● EXERCISE REQUIREMENTS
Write out all the entries word for word, but skip any images.

/---

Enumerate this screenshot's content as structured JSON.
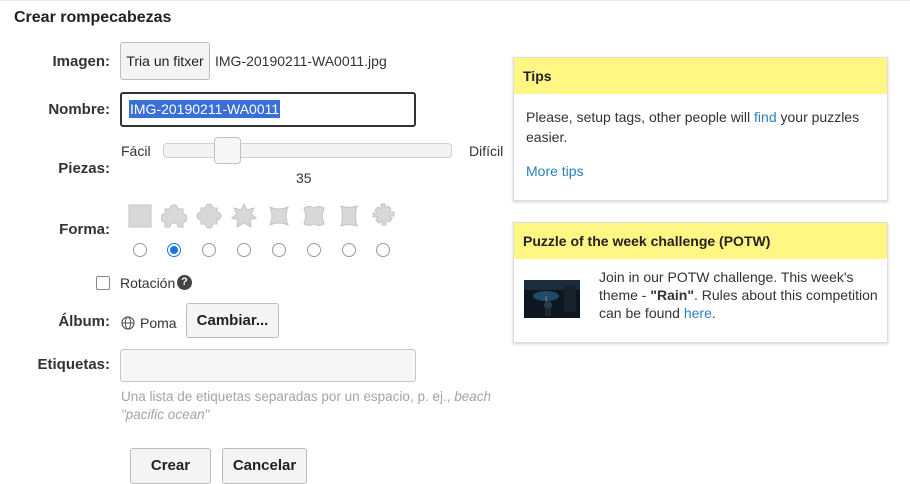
{
  "form": {
    "title": "Crear rompecabezas",
    "image_label": "Imagen:",
    "file_button": "Tria un fitxer",
    "file_name": "IMG-20190211-WA0011.jpg",
    "name_label": "Nombre:",
    "name_value": "IMG-20190211-WA0011",
    "pieces_label": "Piezas:",
    "pieces_easy": "Fácil",
    "pieces_hard": "Difícil",
    "pieces_value": "35",
    "pieces_slider_fraction": 0.23,
    "shape_label": "Forma:",
    "shapes": [
      "square-icon",
      "jigsaw-classic-icon",
      "jigsaw-round-icon",
      "jigsaw-star-icon",
      "jigsaw-wavy-icon",
      "jigsaw-tile-icon",
      "jigsaw-curved-icon",
      "jigsaw-gear-icon"
    ],
    "selected_shape_index": 1,
    "rotation_label": "Rotación",
    "rotation_checked": false,
    "album_label": "Álbum:",
    "album_name": "Poma",
    "album_button": "Cambiar...",
    "tags_label": "Etiquetas:",
    "tags_value": "",
    "tags_hint_main": "Una lista de etiquetas separadas por un espacio, p. ej., ",
    "tags_hint_example_1": "beach",
    "tags_hint_example_2": "\"pacific ocean\"",
    "create_button": "Crear",
    "cancel_button": "Cancelar"
  },
  "tips": {
    "header": "Tips",
    "text_before": "Please, setup tags, other people will ",
    "link": "find",
    "text_after": " your puzzles easier.",
    "more": "More tips"
  },
  "potw": {
    "header": "Puzzle of the week challenge (POTW)",
    "text_1": "Join in our POTW challenge. This week's theme - ",
    "theme": "\"Rain\"",
    "text_2": ". Rules about this competition can be found ",
    "link": "here",
    "text_3": "."
  },
  "colors": {
    "accent": "#1a73e8",
    "link": "#2a7fc0",
    "panel_header": "#fff684",
    "selection": "#3b6fd8"
  }
}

\---

● REPLY
Enumerate this screenshot's content as structured JSON.
{
  "form": {
    "title": "Crear rompecabezas",
    "image_label": "Imagen:",
    "file_button": "Tria un fitxer",
    "file_name": "IMG-20190211-WA0011.jpg",
    "name_label": "Nombre:",
    "name_value": "IMG-20190211-WA0011",
    "pieces_label": "Piezas:",
    "pieces_easy": "Fácil",
    "pieces_hard": "Difícil",
    "pieces_value": "35",
    "pieces_slider_fraction": 0.23,
    "shape_label": "Forma:",
    "shapes": [
      "square-icon",
      "jigsaw-classic-icon",
      "jigsaw-round-icon",
      "jigsaw-star-icon",
      "jigsaw-wavy-icon",
      "jigsaw-tile-icon",
      "jigsaw-curved-icon",
      "jigsaw-gear-icon"
    ],
    "selected_shape_index": 1,
    "rotation_label": "Rotación",
    "rotation_checked": false,
    "album_label": "Álbum:",
    "album_name": "Poma",
    "album_button": "Cambiar...",
    "tags_label": "Etiquetas:",
    "tags_value": "",
    "tags_hint_main": "Una lista de etiquetas separadas por un espacio, p. ej., ",
    "tags_hint_example_1": "beach",
    "tags_hint_example_2": "\"pacific ocean\"",
    "create_button": "Crear",
    "cancel_button": "Cancelar"
  },
  "tips": {
    "header": "Tips",
    "text_before": "Please, setup tags, other people will ",
    "link": "find",
    "text_after": " your puzzles easier.",
    "more": "More tips"
  },
  "potw": {
    "header": "Puzzle of the week challenge (POTW)",
    "text_1": "Join in our POTW challenge. This week's theme - ",
    "theme": "\"Rain\"",
    "text_2": ". Rules about this competition can be found ",
    "link": "here",
    "text_3": "."
  },
  "colors": {
    "accent": "#1a73e8",
    "link": "#2a7fc0",
    "panel_header": "#fff684",
    "selection": "#3b6fd8"
  }
}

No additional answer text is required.